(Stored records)

* * * * *

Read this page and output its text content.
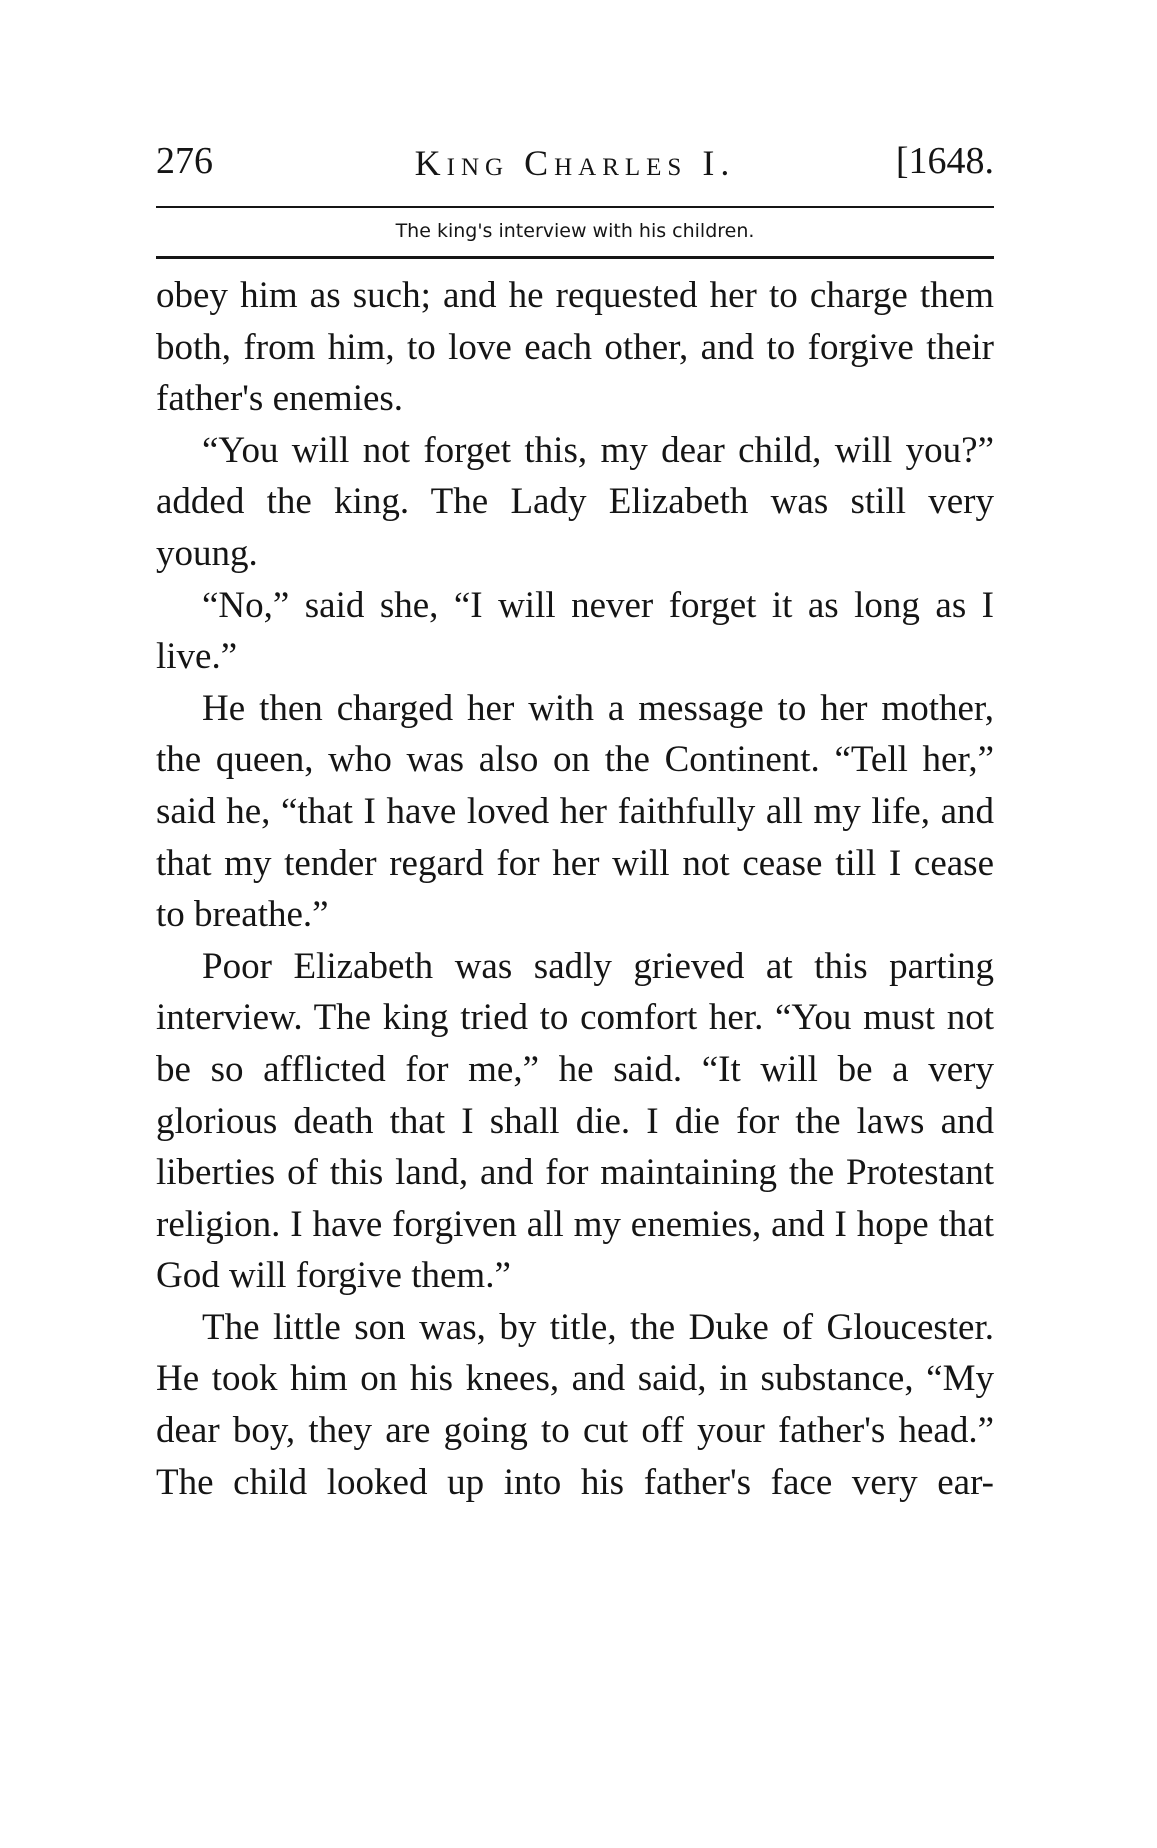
276	King Charles I.	[1648.
The king's interview with his children.

obey him as such; and he requested her to charge them both, from him, to love each other, and to forgive their father's enemies.

“You will not forget this, my dear child, will you?” added the king. The Lady Elizabeth was still very young.

“No,” said she, “I will never forget it as long as I live.”

He then charged her with a message to her mother, the queen, who was also on the Continent. “Tell her,” said he, “that I have loved her faithfully all my life, and that my tender regard for her will not cease till I cease to breathe.”

Poor Elizabeth was sadly grieved at this parting interview. The king tried to comfort her. “You must not be so afflicted for me,” he said. “It will be a very glorious death that I shall die. I die for the laws and liberties of this land, and for maintaining the Protestant religion. I have forgiven all my enemies, and I hope that God will forgive them.”

The little son was, by title, the Duke of Gloucester. He took him on his knees, and said, in substance, “My dear boy, they are going to cut off your father's head.” The child looked up into his father's face very ear-
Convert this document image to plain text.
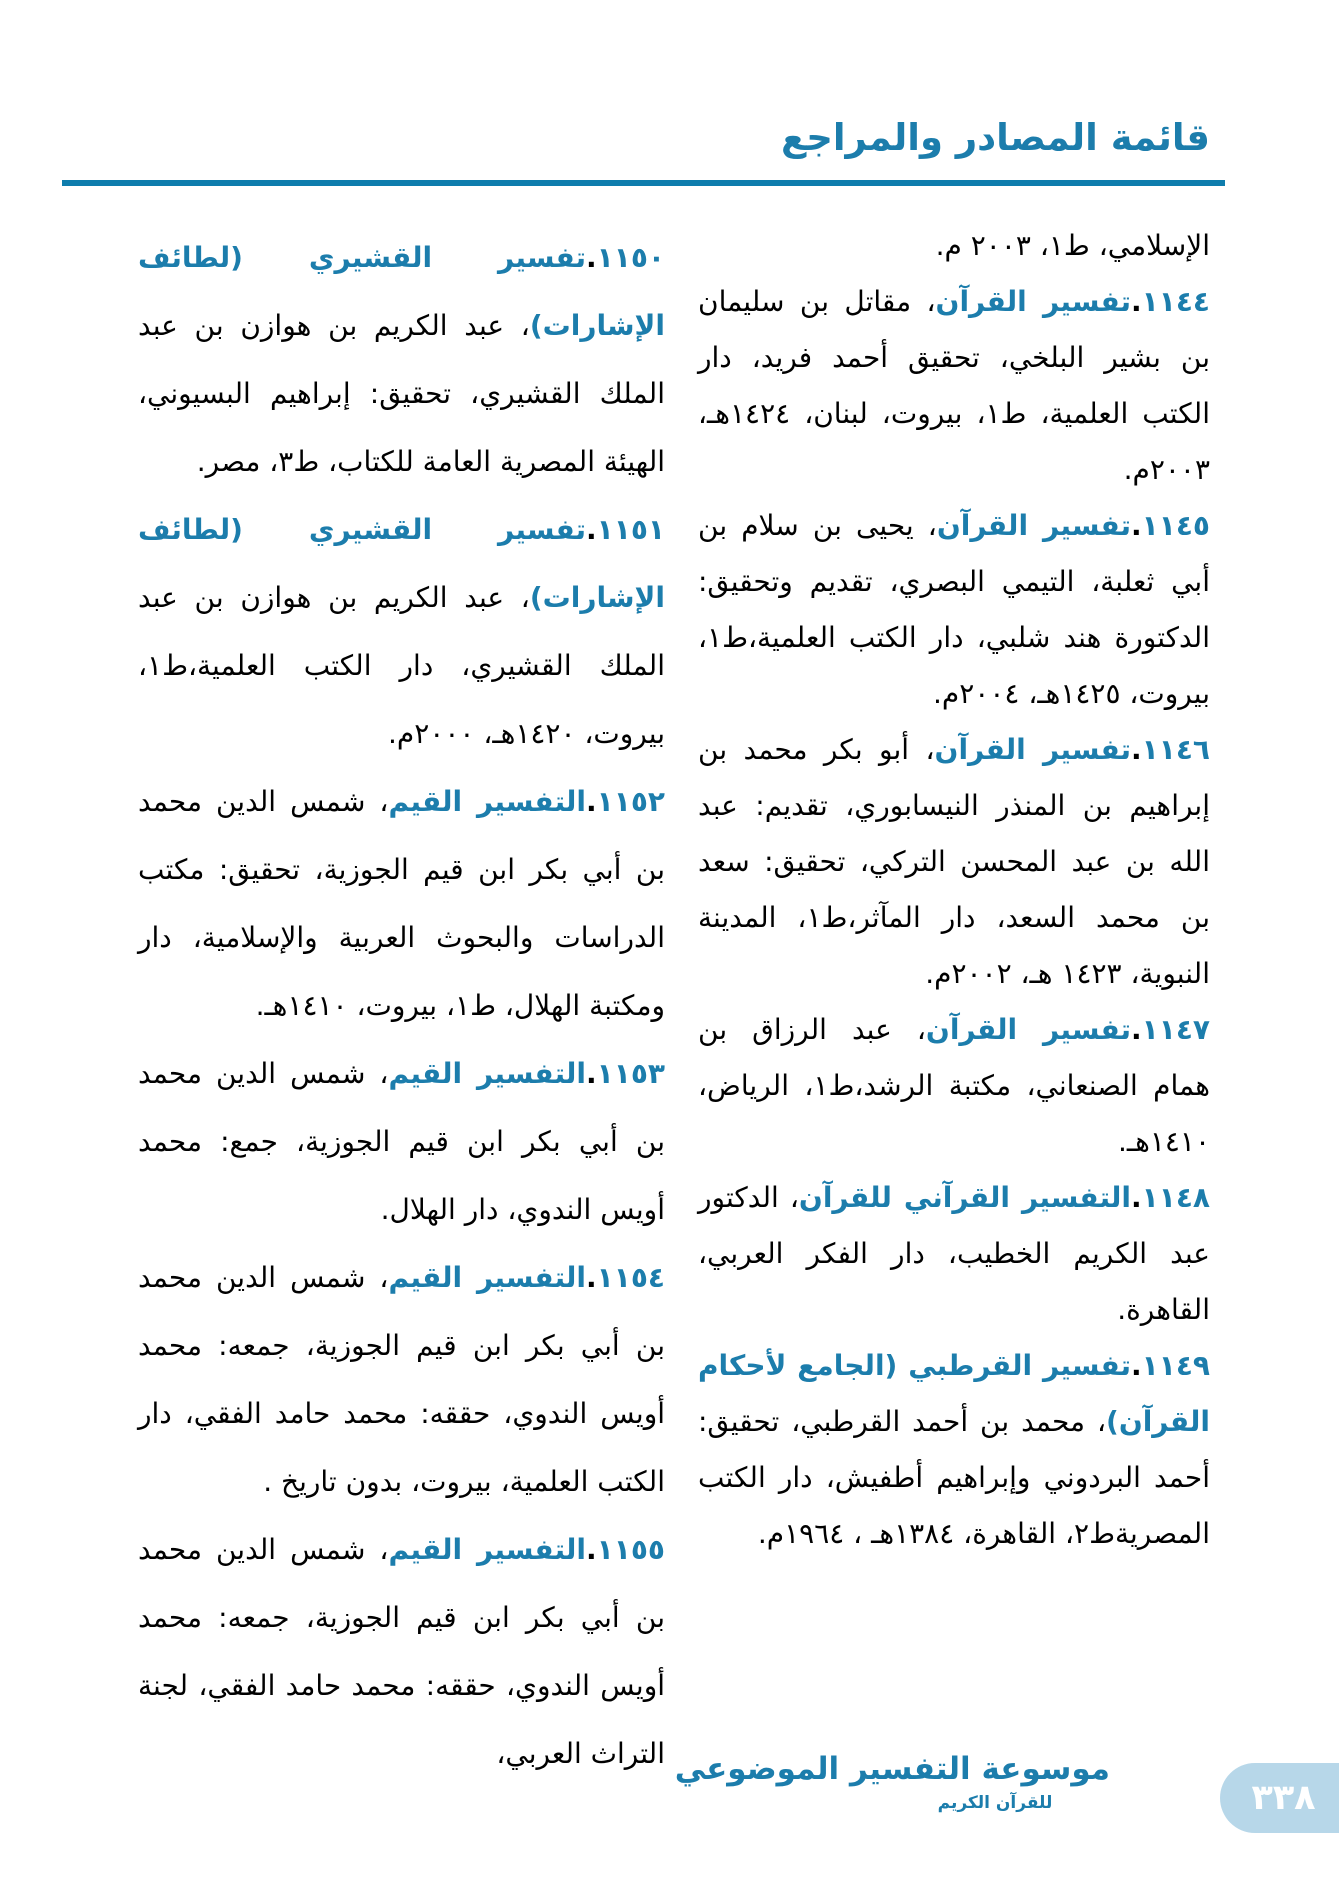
قائمة المصادر والمراجع

الإسلامي، ط١، ٢٠٠٣ م.

١١٤٤.تفسير القرآن، مقاتل بن سليمان بن بشير البلخي، تحقيق أحمد فريد، دار الكتب العلمية، ط١، بيروت، لبنان، ١٤٢٤هـ، ٢٠٠٣م.

١١٤٥.تفسير القرآن، يحيى بن سلام بن أبي ثعلبة، التيمي البصري، تقديم وتحقيق: الدكتورة هند شلبي، دار الكتب العلمية،ط١، بيروت، ١٤٢٥هـ، ٢٠٠٤م.

١١٤٦.تفسير القرآن، أبو بكر محمد بن إبراهيم بن المنذر النيسابوري، تقديم: عبد الله بن عبد المحسن التركي، تحقيق: سعد بن محمد السعد، دار المآثر،ط١، المدينة النبوية، ١٤٢٣ هـ، ٢٠٠٢م.

١١٤٧.تفسير القرآن، عبد الرزاق بن همام الصنعاني، مكتبة الرشد،ط١، الرياض، ١٤١٠هـ.

١١٤٨.التفسير القرآني للقرآن، الدكتور عبد الكريم الخطيب، دار الفكر العربي، القاهرة.

١١٤٩.تفسير القرطبي (الجامع لأحكام القرآن)، محمد بن أحمد القرطبي، تحقيق: أحمد البردوني وإبراهيم أطفيش، دار الكتب المصريةط٢، القاهرة، ١٣٨٤هـ ، ١٩٦٤م.

١١٥٠.تفسير القشيري (لطائف الإشارات)، عبد الكريم بن هوازن بن عبد الملك القشيري، تحقيق: إبراهيم البسيوني، الهيئة المصرية العامة للكتاب، ط٣، مصر.

١١٥١.تفسير القشيري (لطائف الإشارات)، عبد الكريم بن هوازن بن عبد الملك القشيري، دار الكتب العلمية،ط١، بيروت، ١٤٢٠هـ، ٢٠٠٠م.

١١٥٢.التفسير القيم، شمس الدين محمد بن أبي بكر ابن قيم الجوزية، تحقيق: مكتب الدراسات والبحوث العربية والإسلامية، دار ومكتبة الهلال، ط١، بيروت، ١٤١٠هـ.

١١٥٣.التفسير القيم، شمس الدين محمد بن أبي بكر ابن قيم الجوزية، جمع: محمد أويس الندوي، دار الهلال.

١١٥٤.التفسير القيم، شمس الدين محمد بن أبي بكر ابن قيم الجوزية، جمعه: محمد أويس الندوي، حققه: محمد حامد الفقي، دار الكتب العلمية، بيروت، بدون تاريخ .

١١٥٥.التفسير القيم، شمس الدين محمد بن أبي بكر ابن قيم الجوزية، جمعه: محمد أويس الندوي، حققه: محمد حامد الفقي، لجنة التراث العربي، موسوعة التفسير الموضوعي
للقرآن الكريم	٣٣٨
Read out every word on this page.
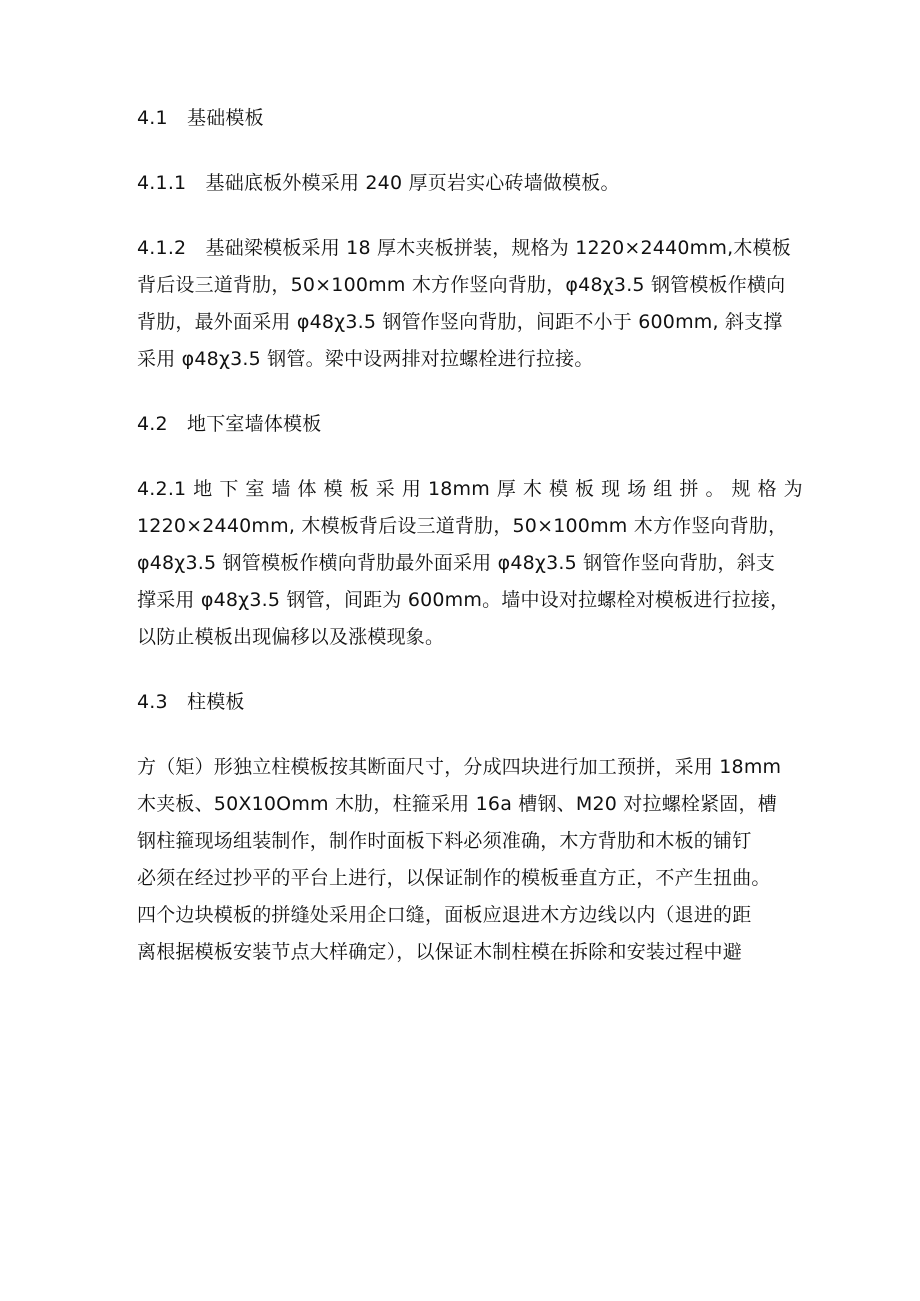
4.1　基础模板

4.1.1　基础底板外模采用 240 厚页岩实心砖墙做模板。

4.1.2　基础梁模板采用 18 厚木夹板拼装，规格为 1220×2440mm,木模板
背后设三道背肋，50×100mm 木方作竖向背肋，φ48χ3.5 钢管模板作横向
背肋，最外面采用 φ48χ3.5 钢管作竖向背肋，间距不小于 600mm, 斜支撑
采用 φ48χ3.5 钢管。梁中设两排对拉螺栓进行拉接。

4.2　地下室墙体模板

4.2.1 地 下 室 墙 体 模 板 采 用 18mm 厚 木 模 板 现 场 组 拼 。 规 格 为
1220×2440mm, 木模板背后设三道背肋，50×100mm 木方作竖向背肋，
φ48χ3.5 钢管模板作横向背肋最外面采用 φ48χ3.5 钢管作竖向背肋，斜支
撑采用 φ48χ3.5 钢管，间距为 600mm。墙中设对拉螺栓对模板进行拉接，
以防止模板出现偏移以及涨模现象。

4.3　柱模板

方（矩）形独立柱模板按其断面尺寸，分成四块进行加工预拼，采用 18mm
木夹板、50X10Omm 木肋，柱箍采用 16a 槽钢、M20 对拉螺栓紧固，槽
钢柱箍现场组装制作，制作时面板下料必须准确，木方背肋和木板的铺钉
必须在经过抄平的平台上进行，以保证制作的模板垂直方正，不产生扭曲。
四个边块模板的拼缝处采用企口缝，面板应退进木方边线以内（退进的距
离根据模板安装节点大样确定），以保证木制柱模在拆除和安装过程中避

* * * * *

Exercise instructions
Show, from the listing above, each line that contains the word "الكريم".

Solved problem
١١٤٨.التفسير القرآني للقرآن، الدكتور عبد الكريم الخطيب، دار الفكر العربي، القاهرة.
١١٥٠.تفسير القشيري (لطائف الإشارات)، عبد الكريم بن هوازن بن عبد الملك القشيري، تحقيق: إبراهيم البسيوني، الهيئة المصرية العامة للكتاب، ط٣، مصر.
١١٥١.تفسير القشيري (لطائف الإشارات)، عبد الكريم بن هوازن بن عبد الملك القشيري، دار الكتب العلمية،ط١، بيروت، ١٤٢٠هـ، ٢٠٠٠م.
للقرآن الكريم	٣٣٨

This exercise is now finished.